● Source passage:
╔══

This is a fork of the dbt jaffle_shop
project we (Teradata) use to illustrate some of our key advocated positions on data management using dbt.
This project provides a base for demonstration and collaboration on common data management patterns for analytics, and doesn't intend to be a dbt tutorial (check the original jaffle shop project for this), or a production-grade package (the reality of your orgnisation is likely more complex than a sandwich shop).
Because data management gets rapidly complex as you scale up with data products, teams and consumers, and too often this results in your organization's trust in its data decreasing precisely as its demand increases...
At Teradata, we build solutions that scale from start. We believe that shared data architecture standards underpin how well data can be used, re-used, and collaborated upon.
The data management patterns illustrated herein embody some of our strongest advocated positions, and represent some of the standards to be set for a trusted data management practice.
Use this if you want to:
- Demo and discuss common data management patterns with your colleagues and partners.
- Evaluate dbt and Teradata fitness for your use case and start developing your own framework.
- Get a free Teradata environment running and loaded with a demo dataset.
This project is a fork from dbt's original "jaffle shop" project, as we intend to leverage the community's familiarity with this project, we try to implement as little change as possible to its model, inputs and outputs (ie. "what" it does), but propose some alternative ways to achieve the same goals using what we believe are time and scale tested data management patterns.
Project structure:
We illustrate how we structure a project according to Teradata's reference information architecture.
Patterns:
Each pattern is illustrated with a simplified code boilerplate, additionally we propose macros automating (most of) the model generation for common patterns.
jaffle_shop
is a fictional ecommerce store. This dbt project transforms raw
data from an app database into a customers and orders model ready for analytics.
The raw data from the app consists of customers, orders, and payments, with the following entity-relationship diagram:
Register to https://clearscape.teradata.com/ to get a free Teradata environment.
Create an new environment.
Update your dbt profile with the Teradata connection, by adding the following to your profiles.yml (default ~/.dbt/profiles.yml
)
jaffle_shop_teradata:
outputs:
dev:
type: teradata
host: <HOST NAME HERE>
user: demo_user
password: <PASSWORD HERE>
logmech: TD2
schema: demo_user
tmode: ANSI
threads: 1
timeout_seconds: 300
priority: interactive
retries: 1
target: dev
TL;DR
On Linux/Mac:
git clone https://github.com/Teradata/jaffle_shop_teradata.git
cd jaffle_shop_teradata
python -m venv venv
source venv/bin/activate
python -m pip install --upgrade pip
python -m pip install -r requirements.txt
source venv/bin/activate
On Windows
git clone https://github.com/Teradata/jaffle_shop_teradata.git
cd jaffle_shop_teradata
python -m venv venv
venv\Scripts\activate
python -m pip install --upgrade pip
python -m pip install -r requirements.txt
venv\Scripts\activate
dbt seed
dbt run
dbt docs generate
dbt docs serve
We recommend using Visual Studio Code with the Power User for dbt for the best interactive experience with dbt and Teradata. Don't forget to make sure that you select the correct Python interpreter (Command Pallette > "Python: Select Interpreter": It should be the virtual environment created in first step).
At Teradata, we advocate that data is preserved in a common foundation and organized in zones. Each zone is optimised for different activities:
- Raw: receiving and preserving source data in its original form.
- Discoverable: Organizing data for discovery and rapid ideation.
- Reusable: Data optimized for reuse across multiple applications.
- Consumable: Data optimized for consumption by downstream applications.

╚══

● Task requirements:
A – Retype the passage of the project description from "This project is" to "data management patterns.".
B – Answer these questions from the project description.
(i) What value does the sample profile give for timeout_seconds?
(ii) Which command activates the virtual environment on Windows?
(iii) Which zone is meant for receiving and preserving source data in its original form?

● Supplied entries:

╔══

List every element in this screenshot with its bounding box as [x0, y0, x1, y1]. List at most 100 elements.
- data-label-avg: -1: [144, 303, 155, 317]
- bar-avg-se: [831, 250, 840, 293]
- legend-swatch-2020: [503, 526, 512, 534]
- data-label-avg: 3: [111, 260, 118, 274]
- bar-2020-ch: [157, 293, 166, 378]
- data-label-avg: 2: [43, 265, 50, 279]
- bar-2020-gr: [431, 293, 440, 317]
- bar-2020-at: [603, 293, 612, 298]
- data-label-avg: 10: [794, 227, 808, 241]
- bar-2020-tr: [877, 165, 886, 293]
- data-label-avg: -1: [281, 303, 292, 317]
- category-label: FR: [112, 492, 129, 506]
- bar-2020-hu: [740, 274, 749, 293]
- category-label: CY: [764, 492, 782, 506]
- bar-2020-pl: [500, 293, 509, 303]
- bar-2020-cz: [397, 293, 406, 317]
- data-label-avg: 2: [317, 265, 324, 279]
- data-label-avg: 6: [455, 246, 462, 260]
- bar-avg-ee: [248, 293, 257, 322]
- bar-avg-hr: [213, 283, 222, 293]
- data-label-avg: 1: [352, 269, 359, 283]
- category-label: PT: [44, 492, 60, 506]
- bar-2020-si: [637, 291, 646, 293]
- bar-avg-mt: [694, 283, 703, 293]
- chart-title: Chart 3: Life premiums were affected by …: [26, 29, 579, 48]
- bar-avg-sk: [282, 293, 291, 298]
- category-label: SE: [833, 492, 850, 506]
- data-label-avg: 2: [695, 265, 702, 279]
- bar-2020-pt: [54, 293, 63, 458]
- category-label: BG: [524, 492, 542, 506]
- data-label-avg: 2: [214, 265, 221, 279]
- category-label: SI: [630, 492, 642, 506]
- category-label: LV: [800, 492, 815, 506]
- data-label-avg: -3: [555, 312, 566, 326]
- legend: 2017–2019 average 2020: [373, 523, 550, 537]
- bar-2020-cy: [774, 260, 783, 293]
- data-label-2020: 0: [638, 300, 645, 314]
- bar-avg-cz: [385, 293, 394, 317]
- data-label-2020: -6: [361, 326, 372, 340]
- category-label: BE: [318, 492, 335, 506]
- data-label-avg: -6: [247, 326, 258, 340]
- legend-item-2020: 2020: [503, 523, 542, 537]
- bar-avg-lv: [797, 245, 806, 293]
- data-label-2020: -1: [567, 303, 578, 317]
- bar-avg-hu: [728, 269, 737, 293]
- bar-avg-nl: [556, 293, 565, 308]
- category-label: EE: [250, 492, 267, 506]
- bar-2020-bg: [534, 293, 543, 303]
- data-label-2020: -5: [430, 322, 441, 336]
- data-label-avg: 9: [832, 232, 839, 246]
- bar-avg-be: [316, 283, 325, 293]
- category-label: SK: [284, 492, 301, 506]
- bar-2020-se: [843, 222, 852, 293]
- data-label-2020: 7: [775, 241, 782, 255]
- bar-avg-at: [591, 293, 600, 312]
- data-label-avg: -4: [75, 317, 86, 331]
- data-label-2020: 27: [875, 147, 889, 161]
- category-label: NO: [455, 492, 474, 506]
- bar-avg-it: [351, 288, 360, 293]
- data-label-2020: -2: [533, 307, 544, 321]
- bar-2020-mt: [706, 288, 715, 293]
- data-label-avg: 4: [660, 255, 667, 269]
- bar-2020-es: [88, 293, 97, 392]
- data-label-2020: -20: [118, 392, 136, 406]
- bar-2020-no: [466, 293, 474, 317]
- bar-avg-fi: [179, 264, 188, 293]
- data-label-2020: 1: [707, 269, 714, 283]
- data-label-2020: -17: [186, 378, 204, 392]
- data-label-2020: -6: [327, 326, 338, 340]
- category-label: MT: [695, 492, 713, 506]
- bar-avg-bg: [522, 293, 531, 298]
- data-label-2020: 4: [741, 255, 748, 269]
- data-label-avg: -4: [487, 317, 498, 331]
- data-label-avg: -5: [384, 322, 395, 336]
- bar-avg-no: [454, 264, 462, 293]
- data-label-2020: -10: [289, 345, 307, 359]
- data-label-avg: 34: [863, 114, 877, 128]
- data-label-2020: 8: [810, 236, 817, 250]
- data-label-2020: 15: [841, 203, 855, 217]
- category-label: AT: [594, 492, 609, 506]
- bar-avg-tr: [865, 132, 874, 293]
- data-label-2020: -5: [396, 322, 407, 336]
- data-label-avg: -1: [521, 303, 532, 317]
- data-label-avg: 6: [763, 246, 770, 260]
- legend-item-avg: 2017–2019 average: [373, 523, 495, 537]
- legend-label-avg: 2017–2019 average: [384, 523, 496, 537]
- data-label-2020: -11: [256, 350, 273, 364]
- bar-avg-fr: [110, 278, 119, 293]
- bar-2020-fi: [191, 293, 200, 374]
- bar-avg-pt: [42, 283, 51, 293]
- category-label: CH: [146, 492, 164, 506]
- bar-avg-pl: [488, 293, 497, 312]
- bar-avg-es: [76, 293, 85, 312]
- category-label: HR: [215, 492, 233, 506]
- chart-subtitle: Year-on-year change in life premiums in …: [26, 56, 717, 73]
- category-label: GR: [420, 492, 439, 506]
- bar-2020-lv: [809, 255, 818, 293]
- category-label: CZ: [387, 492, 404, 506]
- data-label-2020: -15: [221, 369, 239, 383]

╚══

● Results of the tasks:
A –
This project is a fork from dbt's original "jaffle shop" project, as we intend to leverage the community's familiarity with this project, we try to implement as little change as possible to its model, inputs and outputs (ie. "what" it does), but propose some alternative ways to achieve the same goals using what we believe are time and scale tested data management patterns.

B –
(i) 300
(ii) venv\Scripts\activate
(iii) Raw